WHAT IS BEING ASKED: Where a line below holds the string "from", copy that line.

━━━━━ GIVEN RECORDS

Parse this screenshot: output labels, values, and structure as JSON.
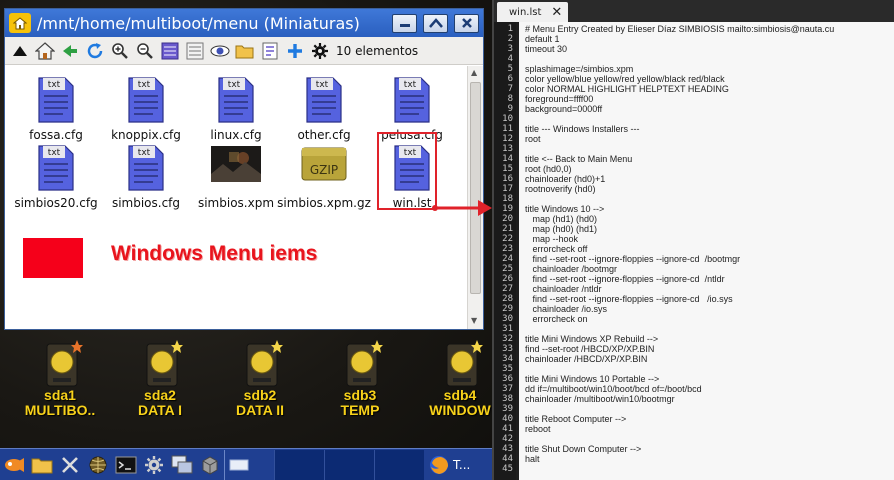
{
  "file_manager": {
    "title": "/mnt/home/multiboot/menu (Miniaturas)",
    "item_count": "10 elementos",
    "files": [
      {
        "name": "fossa.cfg",
        "type": "txt"
      },
      {
        "name": "knoppix.cfg",
        "type": "txt"
      },
      {
        "name": "linux.cfg",
        "type": "txt"
      },
      {
        "name": "other.cfg",
        "type": "txt"
      },
      {
        "name": "pelusa.cfg",
        "type": "txt"
      },
      {
        "name": "simbios20.cfg",
        "type": "txt"
      },
      {
        "name": "simbios.cfg",
        "type": "txt"
      },
      {
        "name": "simbios.xpm",
        "type": "image"
      },
      {
        "name": "simbios.xpm.gz",
        "type": "gzip"
      },
      {
        "name": "win.lst",
        "type": "txt"
      }
    ],
    "txt_badge": "txt",
    "gzip_badge": "GZIP"
  },
  "annotation": {
    "text": "Windows Menu iems",
    "color": "#e8141d"
  },
  "drives": [
    {
      "name": "sda1",
      "label": "MULTIBO..",
      "star": "#e8732a"
    },
    {
      "name": "sda2",
      "label": "DATA I",
      "star": "#f4d64a"
    },
    {
      "name": "sdb2",
      "label": "DATA II",
      "star": "#f4d64a"
    },
    {
      "name": "sdb3",
      "label": "TEMP",
      "star": "#f4d64a"
    },
    {
      "name": "sdb4",
      "label": "WINDOW",
      "star": "#f4d64a"
    }
  ],
  "taskbar": {
    "firefox_label": "T..."
  },
  "editor": {
    "tab_title": "win.lst",
    "lines": [
      "# Menu Entry Created by Elieser Díaz SIMBIOSIS mailto:simbiosis@nauta.cu",
      "default 1",
      "timeout 30",
      "",
      "splashimage=/simbios.xpm",
      "color yellow/blue yellow/red yellow/black red/black",
      "color NORMAL HIGHLIGHT HELPTEXT HEADING",
      "foreground=ffff00",
      "background=0000ff",
      "",
      "title --- Windows Installers ---",
      "root",
      "",
      "title <-- Back to Main Menu",
      "root (hd0,0)",
      "chainloader (hd0)+1",
      "rootnoverify (hd0)",
      "",
      "title Windows 10 -->",
      "   map (hd1) (hd0)",
      "   map (hd0) (hd1)",
      "   map --hook",
      "   errorcheck off",
      "   find --set-root --ignore-floppies --ignore-cd  /bootmgr",
      "   chainloader /bootmgr",
      "   find --set-root --ignore-floppies --ignore-cd  /ntldr",
      "   chainloader /ntldr",
      "   find --set-root --ignore-floppies --ignore-cd   /io.sys",
      "   chainloader /io.sys",
      "   errorcheck on",
      "",
      "title Mini Windows XP Rebuild -->",
      "find --set-root /HBCD/XP/XP.BIN",
      "chainloader /HBCD/XP/XP.BIN",
      "",
      "title Mini Windows 10 Portable -->",
      "dd if=/multiboot/win10/boot/bcd of=/boot/bcd",
      "chainloader /multiboot/win10/bootmgr",
      "",
      "title Reboot Computer -->",
      "reboot",
      "",
      "title Shut Down Computer -->",
      "halt",
      ""
    ]
  },
  "colors": {
    "titlebar": "#2a5fbf",
    "file_icon": "#4c5bd8",
    "drive_label": "#f8d21a",
    "highlight": "#e0222a"
  }
}
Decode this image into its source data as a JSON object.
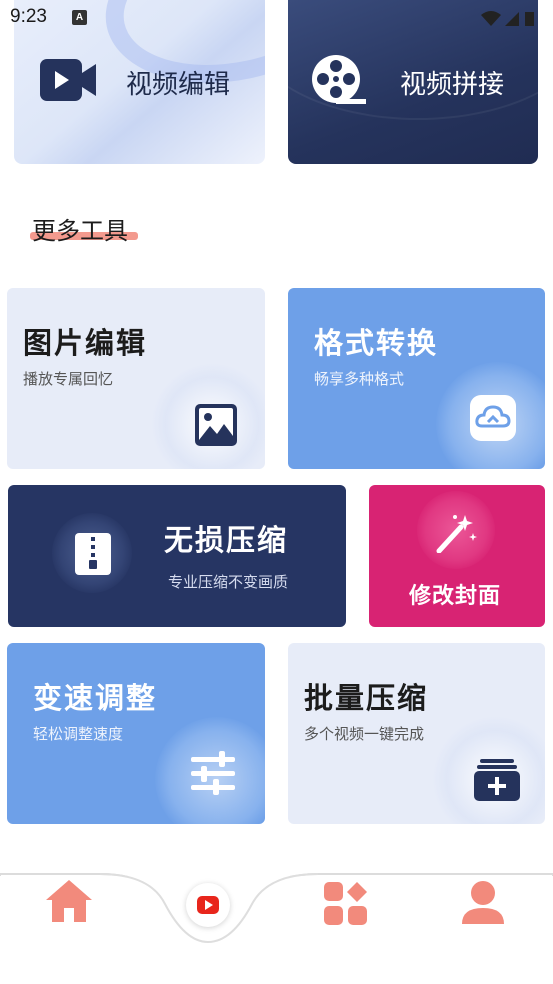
{
  "status_bar": {
    "time": "9:23",
    "notification_glyph": "A"
  },
  "top_cards": [
    {
      "label": "视频编辑",
      "icon": "video-camera-icon"
    },
    {
      "label": "视频拼接",
      "icon": "film-reel-icon"
    }
  ],
  "section": {
    "title": "更多工具"
  },
  "tiles": {
    "image_edit": {
      "title": "图片编辑",
      "subtitle": "播放专属回忆",
      "icon": "image-icon"
    },
    "format_convert": {
      "title": "格式转换",
      "subtitle": "畅享多种格式",
      "icon": "cloud-icon"
    },
    "lossless_compress": {
      "title": "无损压缩",
      "subtitle": "专业压缩不变画质",
      "icon": "zip-file-icon"
    },
    "edit_cover": {
      "title": "修改封面",
      "icon": "magic-wand-icon"
    },
    "speed_adjust": {
      "title": "变速调整",
      "subtitle": "轻松调整速度",
      "icon": "sliders-icon"
    },
    "batch_compress": {
      "title": "批量压缩",
      "subtitle": "多个视频一键完成",
      "icon": "add-box-icon"
    }
  },
  "bottom_nav": [
    {
      "name": "home",
      "icon": "home-icon"
    },
    {
      "name": "play",
      "icon": "play-icon"
    },
    {
      "name": "apps",
      "icon": "apps-grid-icon"
    },
    {
      "name": "profile",
      "icon": "person-icon"
    }
  ],
  "colors": {
    "navy": "#263563",
    "blue": "#6ea0e8",
    "pale": "#e7ecf8",
    "pink": "#d82373",
    "accent_underline": "#f39a8e",
    "nav_icon": "#f28a7c"
  }
}
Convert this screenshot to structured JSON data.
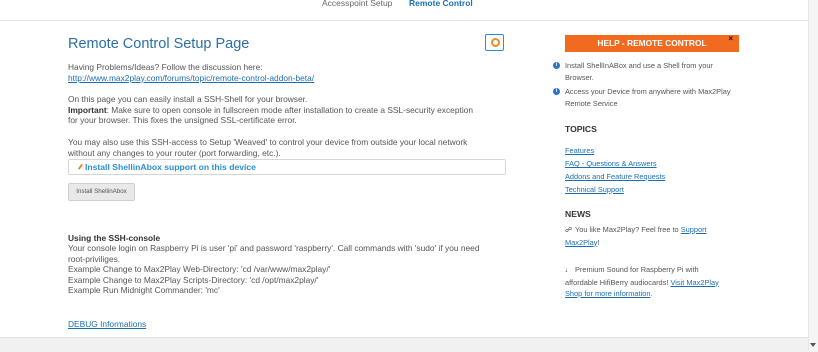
{
  "topnav": {
    "items": [
      "Accesspoint Setup",
      "Remote Control"
    ]
  },
  "main": {
    "title": "Remote Control Setup Page",
    "problems_text": "Having Problems/Ideas? Follow the discussion here:",
    "problems_link": "http://www.max2play.com/forums/topic/remote-control-addon-beta/",
    "intro_line": "On this page you can easily install a SSH-Shell for your browser.",
    "important_label": "Important",
    "important_text": ": Make sure to open console in fullscreen mode after installation to create a SSL-security exception",
    "important_line2": "for your browser. This fixes the unsigned SSL-certificate error.",
    "weaved_line1": "You may also use this SSH-access to Setup 'Weaved' to control your device from outside your local network",
    "weaved_line2": "without any changes to your router (port forwarding, etc.).",
    "install_header": "Install ShellinAbox support on this device",
    "install_button": "Install ShellinAbox",
    "usage_title": "Using the SSH-console",
    "usage_lines": [
      "Your console login on Raspberry Pi is user 'pi' and password 'raspberry'. Call commands with 'sudo' if you need",
      "root-priviliges.",
      "Example Change to Max2Play Web-Directory: 'cd /var/www/max2play/'",
      "Example Change to Max2Play Scripts-Directory: 'cd /opt/max2play/'",
      "Example Run Midnight Commander: 'mc'"
    ],
    "debug_link": "DEBUG Informations"
  },
  "sidebar": {
    "help_title": "HELP - REMOTE CONTROL",
    "close": "×",
    "info": [
      "Install ShellInABox and use a Shell from your Browser.",
      "Access your Device from anywhere with Max2Play Remote Service"
    ],
    "topics_title": "TOPICS",
    "topics": [
      "Features",
      "FAQ - Questions & Answers",
      "Addons and Feature Requests",
      "Technical Support"
    ],
    "news_title": "NEWS",
    "news1_text": "You like Max2Play? Feel free to ",
    "news1_link_a": "Support",
    "news1_link_b": "Max2Play",
    "news1_end": "!",
    "news2_line1": "Premium Sound for Raspberry Pi with",
    "news2_line2": "affordable HifiBerry audiocards! ",
    "news2_link_a": "Visit Max2Play",
    "news2_link_b": "Shop for more information",
    "news2_end": "."
  }
}
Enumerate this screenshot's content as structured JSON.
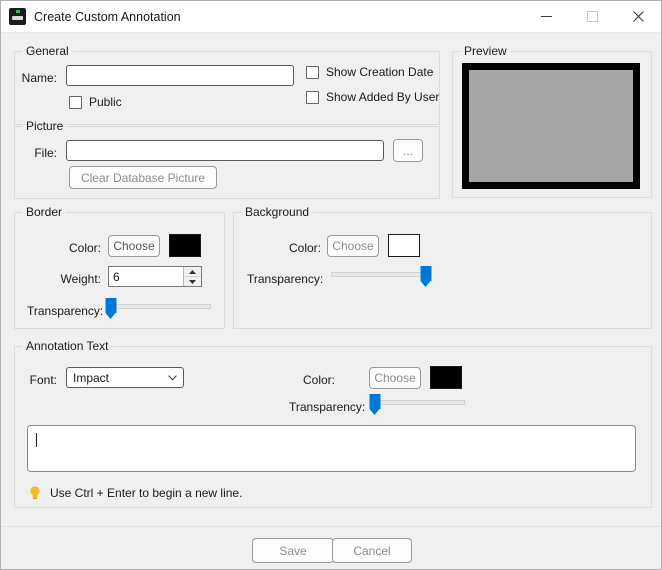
{
  "window": {
    "title": "Create Custom Annotation",
    "icon": "app-icon",
    "controls": {
      "minimize": "minimize-icon",
      "maximize": "maximize-icon",
      "close": "close-icon"
    }
  },
  "general": {
    "legend": "General",
    "name_label": "Name:",
    "name_value": "",
    "public_label": "Public",
    "public_checked": false,
    "show_creation_date_label": "Show Creation Date",
    "show_creation_date_checked": false,
    "show_added_by_user_label": "Show Added By User",
    "show_added_by_user_checked": false
  },
  "picture": {
    "legend": "Picture",
    "file_label": "File:",
    "file_value": "",
    "browse_label": "...",
    "clear_label": "Clear Database Picture"
  },
  "preview": {
    "legend": "Preview",
    "border_color": "#000000",
    "fill_color": "#a6a6a6"
  },
  "border": {
    "legend": "Border",
    "color_label": "Color:",
    "choose_label": "Choose",
    "color_value": "#000000",
    "weight_label": "Weight:",
    "weight_value": "6",
    "transparency_label": "Transparency:",
    "transparency_percent": 0
  },
  "background": {
    "legend": "Background",
    "color_label": "Color:",
    "choose_label": "Choose",
    "color_value": "#ffffff",
    "transparency_label": "Transparency:",
    "transparency_percent": 95
  },
  "annotation_text": {
    "legend": "Annotation Text",
    "font_label": "Font:",
    "font_value": "Impact",
    "color_label": "Color:",
    "choose_label": "Choose",
    "color_value": "#000000",
    "transparency_label": "Transparency:",
    "transparency_percent": 3,
    "text_value": "",
    "hint_icon": "lightbulb-icon",
    "hint_text": "Use Ctrl + Enter to begin a new line."
  },
  "footer": {
    "save_label": "Save",
    "cancel_label": "Cancel"
  }
}
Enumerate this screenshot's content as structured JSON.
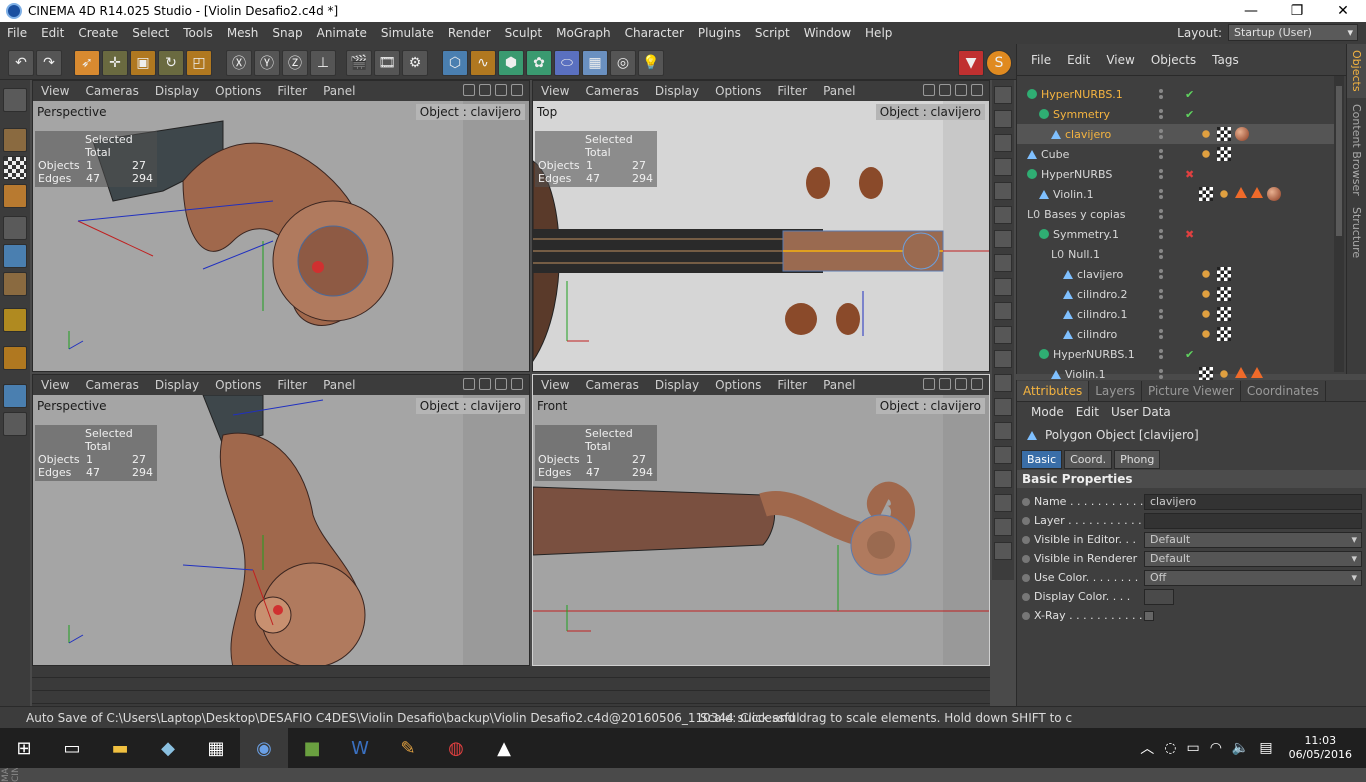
{
  "window": {
    "title": "CINEMA 4D R14.025 Studio - [Violin Desafio2.c4d *]"
  },
  "menu": [
    "File",
    "Edit",
    "Create",
    "Select",
    "Tools",
    "Mesh",
    "Snap",
    "Animate",
    "Simulate",
    "Render",
    "Sculpt",
    "MoGraph",
    "Character",
    "Plugins",
    "Script",
    "Window",
    "Help"
  ],
  "layout": {
    "label": "Layout:",
    "value": "Startup (User)"
  },
  "viewport_menu": [
    "View",
    "Cameras",
    "Display",
    "Options",
    "Filter",
    "Panel"
  ],
  "viewports": [
    {
      "name": "Perspective",
      "object": "Object : clavijero"
    },
    {
      "name": "Top",
      "object": "Object : clavijero"
    },
    {
      "name": "Perspective",
      "object": "Object : clavijero"
    },
    {
      "name": "Front",
      "object": "Object : clavijero"
    }
  ],
  "hud": {
    "header": "Selected Total",
    "rows": [
      {
        "label": "Objects",
        "sel": "1",
        "total": "27"
      },
      {
        "label": "Edges",
        "sel": "47",
        "total": "294"
      }
    ]
  },
  "objects_menu": [
    "File",
    "Edit",
    "View",
    "Objects",
    "Tags"
  ],
  "object_tree": [
    {
      "name": "HyperNURBS.1",
      "type": "nurbs",
      "indent": 0,
      "color": "#f5b440",
      "flag": "✔",
      "flagcolor": "#5fd35f",
      "tags": []
    },
    {
      "name": "Symmetry",
      "type": "nurbs",
      "indent": 1,
      "color": "#f5b440",
      "flag": "✔",
      "flagcolor": "#5fd35f",
      "tags": []
    },
    {
      "name": "clavijero",
      "type": "poly",
      "indent": 2,
      "color": "#f5b440",
      "flag": "",
      "flagcolor": "",
      "tags": [
        "dot",
        "chk",
        "mat"
      ],
      "selected": true
    },
    {
      "name": "Cube",
      "type": "poly",
      "indent": 0,
      "color": "#d8d8d8",
      "flag": "",
      "flagcolor": "",
      "tags": [
        "dot",
        "chk"
      ]
    },
    {
      "name": "HyperNURBS",
      "type": "nurbs",
      "indent": 0,
      "color": "#d8d8d8",
      "flag": "✖",
      "flagcolor": "#e04040",
      "tags": []
    },
    {
      "name": "Violin.1",
      "type": "poly",
      "indent": 1,
      "color": "#d8d8d8",
      "flag": "",
      "flagcolor": "",
      "tags": [
        "chk",
        "dot",
        "tri",
        "tri",
        "mat"
      ]
    },
    {
      "name": "Bases y copias",
      "type": "null",
      "indent": 0,
      "color": "#d8d8d8",
      "flag": "",
      "flagcolor": "",
      "tags": []
    },
    {
      "name": "Symmetry.1",
      "type": "nurbs",
      "indent": 1,
      "color": "#d8d8d8",
      "flag": "✖",
      "flagcolor": "#e04040",
      "tags": []
    },
    {
      "name": "Null.1",
      "type": "null",
      "indent": 2,
      "color": "#d8d8d8",
      "flag": "",
      "flagcolor": "",
      "tags": []
    },
    {
      "name": "clavijero",
      "type": "poly",
      "indent": 3,
      "color": "#d8d8d8",
      "flag": "",
      "flagcolor": "",
      "tags": [
        "dot",
        "chk"
      ]
    },
    {
      "name": "cilindro.2",
      "type": "poly",
      "indent": 3,
      "color": "#d8d8d8",
      "flag": "",
      "flagcolor": "",
      "tags": [
        "dot",
        "chk"
      ]
    },
    {
      "name": "cilindro.1",
      "type": "poly",
      "indent": 3,
      "color": "#d8d8d8",
      "flag": "",
      "flagcolor": "",
      "tags": [
        "dot",
        "chk"
      ]
    },
    {
      "name": "cilindro",
      "type": "poly",
      "indent": 3,
      "color": "#d8d8d8",
      "flag": "",
      "flagcolor": "",
      "tags": [
        "dot",
        "chk"
      ]
    },
    {
      "name": "HyperNURBS.1",
      "type": "nurbs",
      "indent": 1,
      "color": "#d8d8d8",
      "flag": "✔",
      "flagcolor": "#5fd35f",
      "tags": []
    },
    {
      "name": "Violin.1",
      "type": "poly",
      "indent": 2,
      "color": "#d8d8d8",
      "flag": "",
      "flagcolor": "",
      "tags": [
        "chk",
        "dot",
        "tri",
        "tri"
      ]
    }
  ],
  "side_tabs": [
    "Objects",
    "Content Browser",
    "Structure"
  ],
  "attr_tabs": [
    "Attributes",
    "Layers",
    "Picture Viewer",
    "Coordinates"
  ],
  "attr_menu": [
    "Mode",
    "Edit",
    "User Data"
  ],
  "attr": {
    "title": "Polygon Object [clavijero]",
    "subtabs": [
      "Basic",
      "Coord.",
      "Phong"
    ],
    "section": "Basic Properties",
    "props": [
      {
        "label": "Name . . . . . . . . . . . .",
        "value": "clavijero",
        "kind": "text"
      },
      {
        "label": "Layer . . . . . . . . . . . .",
        "value": "",
        "kind": "text"
      },
      {
        "label": "Visible in Editor. . .",
        "value": "Default",
        "kind": "dd"
      },
      {
        "label": "Visible in Renderer",
        "value": "Default",
        "kind": "dd"
      },
      {
        "label": "Use Color. . . . . . . .",
        "value": "Off",
        "kind": "dd"
      },
      {
        "label": "Display Color. . . .",
        "value": "",
        "kind": "swatch"
      },
      {
        "label": "X-Ray . . . . . . . . . . .",
        "value": "",
        "kind": "check"
      }
    ]
  },
  "status": {
    "left": "Auto Save of C:\\Users\\Laptop\\Desktop\\DESAFIO C4DES\\Violin Desafio\\backup\\Violin Desafio2.c4d@20160506_110344 successful",
    "right": "Scale: Click and drag to scale elements. Hold down SHIFT to c"
  },
  "brand": "MAXON CINEMA 4D",
  "clock": {
    "time": "11:03",
    "date": "06/05/2016"
  }
}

━━━━━━━━━━

WRITTEN RESPONSE:
    "weaved_line1": "You may also use this SSH-access to Setup 'Weaved' to control your device from outside your local network",
      "Install ShellInABox and use a Shell from your Browser.",
      "Access your Device from anywhere with Max2Play Remote Service"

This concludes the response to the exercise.